Llego a Màxim Huerta (Utiel, 1971) con el recuerdo de haber leído sus dos obras inaugurales: “Que sea la última vez” (2009), una divertida sátira sobre la televisión precaria en recursos, pero muy amena y certera, y “El susurro de la caracola” (2011). Me gustó mucho en esta segunda, donde se suelta fabulando en torno al oleaje del mar, el pueblo, la ciudad, enhebrando palabras que nos hablan de arreglos y remiendos, de cocinar dulce, de lágrimas ahogadas, de retratos guardados, de películas y cómo no, de miedos y dolores. Màxim siempre habla de miedos y dolores, ¡ay!, si bien en “El susurro de la caracola” habla más de secretos, que tanto gustan a los niños. Será que él es un poco niño, por eso de escribir rodeado de miedos y secretos. Y tal vez, éstos, los secretos, le confiesan algunos trucos de la literatura, pues en estos años, que son casi una década, ha ido cuajando en estilo y ganando en intimidad.

- _OBJETIVO A_
Duplica del listado, sin alterar nada, el tramo que empieza en la línea que contiene "svg-text:100K: 100K <box>60 114 79 123</box>" y termina en la que contiene "svg-text:1K: 1K <box>184 113 194 122</box>". Incluye ambas líneas.

- _EXTRACTO DE DATOS_
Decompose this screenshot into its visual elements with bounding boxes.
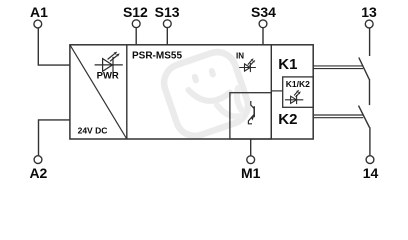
contact K1 blade bbox=[359, 58, 369, 80]
terminal S13 bbox=[163, 20, 171, 28]
svg-text:K1/K2: K1/K2 bbox=[286, 79, 310, 89]
svg-text:K1: K1 bbox=[278, 56, 297, 73]
power supply diagonal bbox=[70, 45, 127, 139]
wire M1 bbox=[250, 139, 252, 156]
svg-text:A1: A1 bbox=[30, 4, 48, 20]
svg-text:PSR-MS55: PSR-MS55 bbox=[132, 50, 182, 61]
LED K1/K2 bbox=[285, 92, 303, 104]
wire S34 bbox=[262, 28, 264, 45]
wire contact to 14 bbox=[369, 127, 371, 156]
transistor Q1 bbox=[248, 101, 254, 124]
mechanical link K2 bbox=[313, 115, 363, 118]
svg-text:S12: S12 bbox=[123, 4, 148, 20]
terminal A2 bbox=[34, 156, 42, 164]
K1/K2 indicator box bbox=[283, 77, 314, 107]
svg-text:K2: K2 bbox=[278, 111, 297, 128]
terminal M1 bbox=[247, 156, 255, 164]
svg-text:14: 14 bbox=[363, 165, 379, 181]
svg-text:S34: S34 bbox=[251, 4, 276, 20]
watermark logo bbox=[159, 47, 253, 141]
wire S12 bbox=[135, 28, 137, 45]
svg-text:S13: S13 bbox=[155, 4, 180, 20]
terminal 13 bbox=[365, 20, 373, 28]
LED IN bbox=[239, 60, 256, 72]
power block divider bbox=[126, 45, 128, 139]
svg-text:IN: IN bbox=[236, 51, 244, 60]
relay block divider bbox=[270, 45, 272, 139]
mechanical link K1 bbox=[313, 66, 363, 69]
module outline PSR-MS55 bbox=[70, 45, 313, 139]
contact K2 blade bbox=[359, 106, 370, 128]
svg-text:M1: M1 bbox=[241, 165, 261, 181]
output transistor box bbox=[230, 93, 271, 139]
svg-text:24V DC: 24V DC bbox=[78, 126, 108, 136]
wire S13 bbox=[166, 28, 168, 45]
terminal A1 bbox=[34, 20, 42, 28]
terminal S34 bbox=[259, 20, 267, 28]
svg-text:PWR: PWR bbox=[97, 71, 119, 82]
wire A2 bbox=[39, 120, 70, 156]
wire stub into K1/K2 box bbox=[271, 90, 282, 92]
wire between contacts bbox=[369, 79, 371, 105]
terminal 14 bbox=[366, 156, 374, 164]
wire 13 to contact bbox=[369, 28, 371, 56]
svg-text:13: 13 bbox=[361, 4, 377, 20]
svg-text:A2: A2 bbox=[29, 165, 47, 181]
wire A1 bbox=[38, 28, 70, 65]
LED PWR bbox=[95, 54, 123, 72]
terminal S12 bbox=[132, 20, 140, 28]
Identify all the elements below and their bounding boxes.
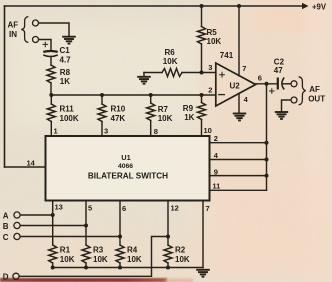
svg-text:100K: 100K <box>60 114 79 123</box>
svg-text:11: 11 <box>212 181 220 190</box>
svg-text:7: 7 <box>206 204 210 213</box>
resistor R3 10K <box>82 245 90 263</box>
svg-text:R2: R2 <box>175 246 186 255</box>
svg-text:R8: R8 <box>60 68 71 77</box>
ground R6 <box>143 73 145 76</box>
wire U1 pin11 <box>210 189 267 191</box>
resistor R11 100K <box>50 95 52 104</box>
svg-text:1: 1 <box>54 127 58 136</box>
svg-text:R11: R11 <box>60 105 75 114</box>
op-amp U2 741 triangle <box>216 63 256 106</box>
wire AF OUT bottom to ground <box>282 100 291 111</box>
capacitor C1 plates <box>43 50 57 53</box>
svg-text:9: 9 <box>214 167 218 176</box>
resistor R6 10K horizontal <box>144 72 162 74</box>
svg-text:C1: C1 <box>60 46 71 55</box>
svg-text:IN: IN <box>9 30 17 39</box>
svg-text:AF: AF <box>8 21 19 30</box>
svg-text:1K: 1K <box>184 113 194 122</box>
svg-text:AF: AF <box>309 85 320 94</box>
node rail dot opamp pin7 <box>237 4 241 8</box>
wire C1 to R8 <box>50 57 52 66</box>
wire R8 to summing node <box>50 83 52 95</box>
wire U1 pin6 column <box>119 201 121 246</box>
svg-text:10K: 10K <box>93 255 108 264</box>
ground-R6 <box>137 77 151 84</box>
svg-text:10K: 10K <box>158 114 173 123</box>
svg-text:7: 7 <box>242 64 246 73</box>
wire AF IN bottom to C1 <box>39 40 51 50</box>
resistor R4 10K <box>116 245 124 263</box>
svg-text:5: 5 <box>88 204 92 213</box>
svg-text:R6: R6 <box>165 48 176 57</box>
ground AF-IN <box>62 37 76 44</box>
resistor R9 1K <box>201 95 203 103</box>
svg-text:2: 2 <box>208 85 212 94</box>
svg-text:13: 13 <box>55 203 63 212</box>
+9V rail <box>5 5 304 7</box>
resistor R8 1K <box>47 65 55 83</box>
resistor R2 10K <box>164 245 172 263</box>
AF IN brace <box>21 17 28 43</box>
wire left VDD rail <box>4 6 6 167</box>
svg-text:U1: U1 <box>121 153 130 162</box>
svg-text:47: 47 <box>274 66 283 75</box>
svg-text:A: A <box>3 211 9 220</box>
svg-text:R7: R7 <box>158 105 169 114</box>
svg-text:3: 3 <box>208 63 212 72</box>
wire pin14 to U1 <box>5 166 46 168</box>
wire opamp pin7 to +9V <box>238 6 240 76</box>
svg-text:R5: R5 <box>207 28 218 37</box>
resistor R10 47K <box>101 95 103 104</box>
capacitor C2 47 <box>277 78 279 90</box>
svg-text:R4: R4 <box>127 246 138 255</box>
wire U1 pin9 <box>210 175 267 177</box>
node dot R7 <box>149 93 153 97</box>
svg-text:R9: R9 <box>183 104 194 113</box>
page-edge red strip <box>0 278 167 282</box>
svg-text:6: 6 <box>258 74 262 83</box>
AF OUT brace <box>299 77 306 105</box>
svg-text:4.7: 4.7 <box>60 56 72 65</box>
AF OUT top terminal <box>291 81 297 87</box>
svg-text:R1: R1 <box>60 246 71 255</box>
AF IN bottom terminal <box>33 37 39 43</box>
wire U1 pin13 column <box>52 201 54 246</box>
wire U1 pin2 <box>210 142 267 144</box>
node dot output <box>265 82 269 86</box>
svg-text:10K: 10K <box>175 255 190 264</box>
wire U1 pin7 column to ground rail <box>202 201 204 268</box>
svg-text:6: 6 <box>122 204 126 213</box>
svg-text:10K: 10K <box>127 255 142 264</box>
wire pin3 node <box>182 72 216 74</box>
svg-text:OUT: OUT <box>308 95 325 104</box>
svg-text:R10: R10 <box>111 105 126 114</box>
svg-text:B: B <box>3 222 9 231</box>
opamp + input mark <box>220 72 225 77</box>
resistor R1 10K <box>49 245 57 263</box>
node dot R5/pin3 <box>200 71 204 75</box>
svg-text:U2: U2 <box>230 82 241 91</box>
ground AF-OUT <box>275 112 288 119</box>
wire C2 to AF OUT <box>284 83 291 85</box>
svg-text:3: 3 <box>104 127 108 136</box>
node dot R10 <box>100 93 104 97</box>
svg-text:C: C <box>3 233 9 242</box>
wire opamp output <box>256 83 278 85</box>
wire AF IN top to ground <box>39 23 69 36</box>
opamp - input mark <box>219 94 225 96</box>
wire U1 pin12 column <box>167 201 169 246</box>
wire ground rail <box>53 267 203 269</box>
wire summing node rail <box>51 94 216 96</box>
svg-text:12: 12 <box>171 204 179 213</box>
IC U1 4066 bilateral switch <box>46 136 210 201</box>
resistor R7 10K <box>150 95 152 103</box>
wire U1 pin5 column <box>85 201 87 246</box>
svg-text:4066: 4066 <box>118 163 133 170</box>
svg-text:10K: 10K <box>163 57 178 66</box>
svg-text:BILATERAL SWITCH: BILATERAL SWITCH <box>88 171 168 180</box>
AF IN top terminal <box>33 20 39 26</box>
svg-text:+9V: +9V <box>312 2 327 11</box>
ground bottom rail <box>196 270 210 277</box>
AF OUT bottom terminal <box>291 97 297 103</box>
svg-text:1K: 1K <box>60 77 70 86</box>
svg-text:10K: 10K <box>207 37 222 46</box>
svg-text:47K: 47K <box>111 114 126 123</box>
node dot R8/R11 <box>49 93 53 97</box>
ground op-amp pin4 <box>233 114 246 121</box>
wire output bus vertical <box>266 84 268 191</box>
wire U1 pin4 <box>210 159 267 161</box>
svg-text:741: 741 <box>220 51 234 60</box>
svg-text:R3: R3 <box>93 246 104 255</box>
svg-text:10K: 10K <box>60 255 75 264</box>
svg-text:D: D <box>3 272 9 281</box>
capacitor C1 4.7 polarity + <box>43 42 48 47</box>
svg-text:14: 14 <box>27 159 36 168</box>
svg-text:10: 10 <box>204 126 212 135</box>
svg-text:2: 2 <box>214 134 218 143</box>
node dot R9 <box>200 93 204 97</box>
svg-text:8: 8 <box>154 127 158 136</box>
wire opamp pin4 to ground <box>238 94 240 113</box>
resistor R5 10K <box>201 6 203 27</box>
C2 polarity + <box>270 89 275 94</box>
node rail dot R5 <box>200 4 204 8</box>
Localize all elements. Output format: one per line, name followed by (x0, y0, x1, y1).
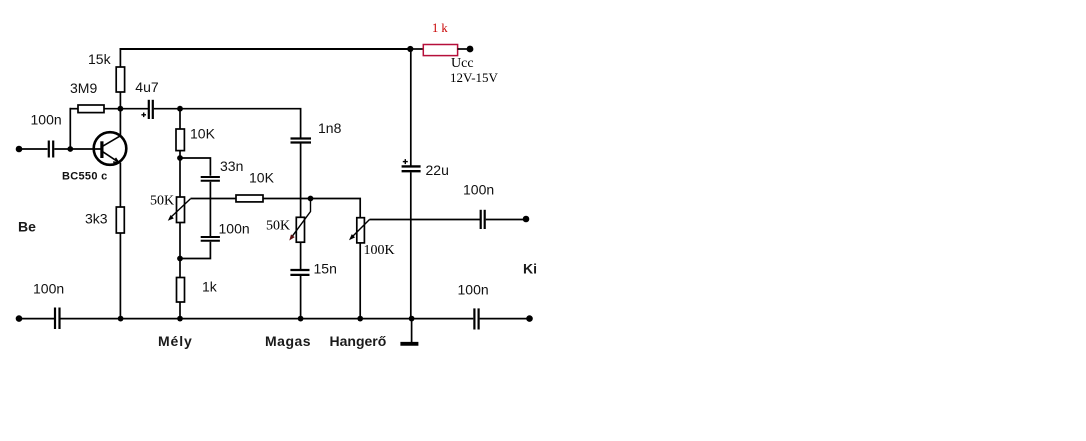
node base junction (67, 146, 73, 152)
wire emitter to 3k3 (119, 163, 121, 207)
node collector junction (118, 106, 124, 112)
wire top supply rail (120, 48, 411, 50)
svg-text:Magas: Magas (265, 333, 311, 349)
plus sign 4u7 (141, 113, 146, 118)
wire output cap to Ki terminal (486, 219, 523, 221)
wire 10K to node B (179, 151, 181, 158)
svg-text:100n: 100n (463, 181, 494, 197)
wire bottom rail left (19, 318, 54, 320)
wire node A down to 10K (179, 109, 181, 129)
capacitor 100n mid (201, 237, 220, 241)
svg-text:1n8: 1n8 (318, 120, 342, 136)
resistor 3k3 (116, 207, 124, 233)
wire base node to transistor base (70, 148, 100, 150)
wire R red to Ucc terminal (458, 48, 467, 50)
wire 3M9 right lead to collector node (104, 108, 120, 110)
wire 22u to ground node (410, 172, 412, 318)
node C junction (177, 256, 183, 262)
svg-text:50K: 50K (150, 193, 174, 208)
terminal Ki top (523, 216, 530, 223)
capacitor C2 4u7 (149, 100, 153, 119)
terminal Ucc (467, 46, 474, 53)
svg-text:4u7: 4u7 (135, 79, 159, 95)
node rail ground (409, 316, 415, 322)
svg-text:33n: 33n (220, 158, 243, 174)
resistor 10K vertical (176, 129, 184, 151)
wire 10K to node D (263, 198, 311, 200)
wire C1 to base node (54, 148, 70, 150)
wire node B to 33n (180, 158, 210, 176)
svg-text:100n: 100n (33, 281, 64, 297)
svg-text:50K: 50K (266, 218, 290, 233)
wire collector node to 4u7 (120, 108, 148, 110)
resistor 3M9 (78, 105, 104, 113)
svg-text:10K: 10K (249, 170, 275, 186)
svg-text:Be: Be (18, 219, 36, 235)
plus sign 22u (403, 159, 408, 164)
wire pot Mely bottom to node C (179, 223, 181, 259)
terminal input top (16, 146, 23, 153)
capacitor 33n (201, 177, 220, 181)
svg-text:15n: 15n (314, 261, 337, 277)
resistor 1k red (423, 45, 457, 56)
wire node C to 1k (179, 259, 181, 278)
wire supply node down to 22u (410, 49, 412, 166)
svg-text:10K: 10K (190, 126, 216, 142)
svg-text:100K: 100K (364, 243, 395, 258)
resistor R 15k (116, 67, 124, 92)
svg-text:Ki: Ki (523, 261, 537, 277)
potentiometer 50K Mely (168, 197, 191, 223)
wire node B down to pot Mely (179, 158, 181, 197)
wire 4u7 to node A (154, 108, 180, 110)
capacitor 100n bottom input (55, 308, 60, 330)
node D junction (308, 196, 314, 202)
wire 15k top to rail corner (119, 48, 121, 67)
wire 33n to 100n (209, 182, 211, 236)
terminal Ki bottom (526, 315, 533, 322)
terminal input bottom (16, 315, 23, 322)
wire collector node to 15k (119, 92, 121, 109)
wire 3M9 left lead (70, 108, 78, 110)
wire pot Hangero bottom to ground rail (359, 243, 361, 319)
svg-text:Ucc: Ucc (451, 56, 474, 71)
wire 15n to ground rail (300, 276, 302, 319)
svg-text:3k3: 3k3 (85, 211, 108, 227)
resistor 1k (177, 278, 185, 303)
node supply junction (407, 46, 413, 52)
svg-text:12V-15V: 12V-15V (450, 70, 499, 85)
wire base node up to R 3M9 (69, 108, 71, 149)
svg-text:BC550 c: BC550 c (62, 170, 108, 182)
wire pot Magas bottom to 15n (300, 242, 302, 269)
wire 100n to node C (180, 242, 210, 259)
svg-text:1k: 1k (202, 279, 218, 295)
svg-text:100n: 100n (219, 220, 250, 236)
wire 3k3 to ground rail (119, 233, 121, 319)
svg-text:Hangerő: Hangerő (330, 333, 387, 349)
capacitor 15n (290, 270, 309, 275)
wire supply node to R red (411, 48, 424, 50)
svg-text:100n: 100n (31, 111, 62, 127)
wire node A to 1n8 branch (180, 109, 301, 138)
potentiometer 100K Hangero (349, 218, 370, 243)
node rail 1k (177, 316, 183, 322)
potentiometer 50K Magas (289, 199, 310, 243)
node rail Hangero (357, 316, 363, 322)
svg-text:3M9: 3M9 (70, 80, 97, 96)
node B junction (177, 155, 183, 161)
node A junction (177, 106, 183, 112)
wire collector up to node (119, 109, 121, 136)
transistor Q1 BC550 (94, 132, 127, 165)
svg-text:Mély: Mély (158, 333, 193, 349)
capacitor C1 100n input (49, 141, 53, 158)
wire output bottom to terminal (480, 318, 527, 320)
resistor 10K horizontal (236, 195, 263, 202)
svg-text:15k: 15k (88, 51, 112, 67)
capacitor 1n8 (291, 139, 312, 143)
wire bottom rail (61, 318, 474, 320)
wire wiper Hangero to output cap (370, 219, 481, 221)
svg-text:22u: 22u (426, 162, 449, 178)
node rail 3k3 (118, 316, 124, 322)
svg-text:100n: 100n (458, 282, 489, 298)
wire 1k to ground rail (179, 302, 181, 319)
capacitor 22u (402, 166, 421, 171)
svg-text:1 k: 1 k (432, 21, 448, 35)
ground (400, 319, 418, 344)
capacitor 100n output bottom (474, 308, 478, 329)
wire 1n8 down to Magas pot (300, 144, 302, 218)
capacitor 100n output top (481, 210, 485, 229)
wire input to C1 (19, 148, 48, 150)
wire wiper Mely to 10K horizontal (191, 198, 237, 200)
node rail 15n (298, 316, 304, 322)
wire node D to pot Hangero (311, 199, 361, 218)
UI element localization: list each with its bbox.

- _OBJETIVO B_
Transcribe íntegro y sin cambios el texto sobre Màxim Huerta.

- _SOLUCIÓN A_
svg-text:100K: 100K <box>60 114 79 123</box>
svg-text:11: 11 <box>212 181 220 190</box>
svg-text:7: 7 <box>206 204 210 213</box>
resistor R3 10K <box>82 245 90 263</box>
svg-text:R2: R2 <box>175 246 186 255</box>
svg-text:R8: R8 <box>60 68 71 77</box>
ground R6 <box>143 73 145 76</box>
wire U1 pin11 <box>210 189 267 191</box>
resistor R11 100K <box>50 95 52 104</box>
svg-text:1: 1 <box>54 127 58 136</box>
svg-text:R11: R11 <box>60 105 75 114</box>
op-amp U2 741 triangle <box>216 63 256 106</box>
wire AF OUT bottom to ground <box>282 100 291 111</box>
capacitor C1 plates <box>43 50 57 53</box>
svg-text:9: 9 <box>214 167 218 176</box>
resistor R6 10K horizontal <box>144 72 162 74</box>
svg-text:C1: C1 <box>60 46 71 55</box>
svg-text:IN: IN <box>9 30 17 39</box>
svg-text:AF: AF <box>8 21 19 30</box>
svg-text:1K: 1K <box>184 113 194 122</box>

- _SOLUCIÓN B_
Llego a Màxim Huerta (Utiel, 1971) con el recuerdo de haber leído sus dos obras inaugurales: “Que sea la última vez” (2009), una divertida sátira sobre la televisión precaria en recursos, pero muy amena y certera, y “El susurro de la caracola” (2011). Me gustó mucho en esta segunda, donde se suelta fabulando en torno al oleaje del mar, el pueblo, la ciudad, enhebrando palabras que nos hablan de arreglos y remiendos, de cocinar dulce, de lágrimas ahogadas, de retratos guardados, de películas y cómo no, de miedos y dolores. Màxim siempre habla de miedos y dolores, ¡ay!, si bien en “El susurro de la caracola” habla más de secretos, que tanto gustan a los niños. Será que él es un poco niño, por eso de escribir rodeado de miedos y secretos. Y tal vez, éstos, los secretos, le confiesan algunos trucos de la literatura, pues en estos años, que son casi una década, ha ido cuajando en estilo y ganando en intimidad.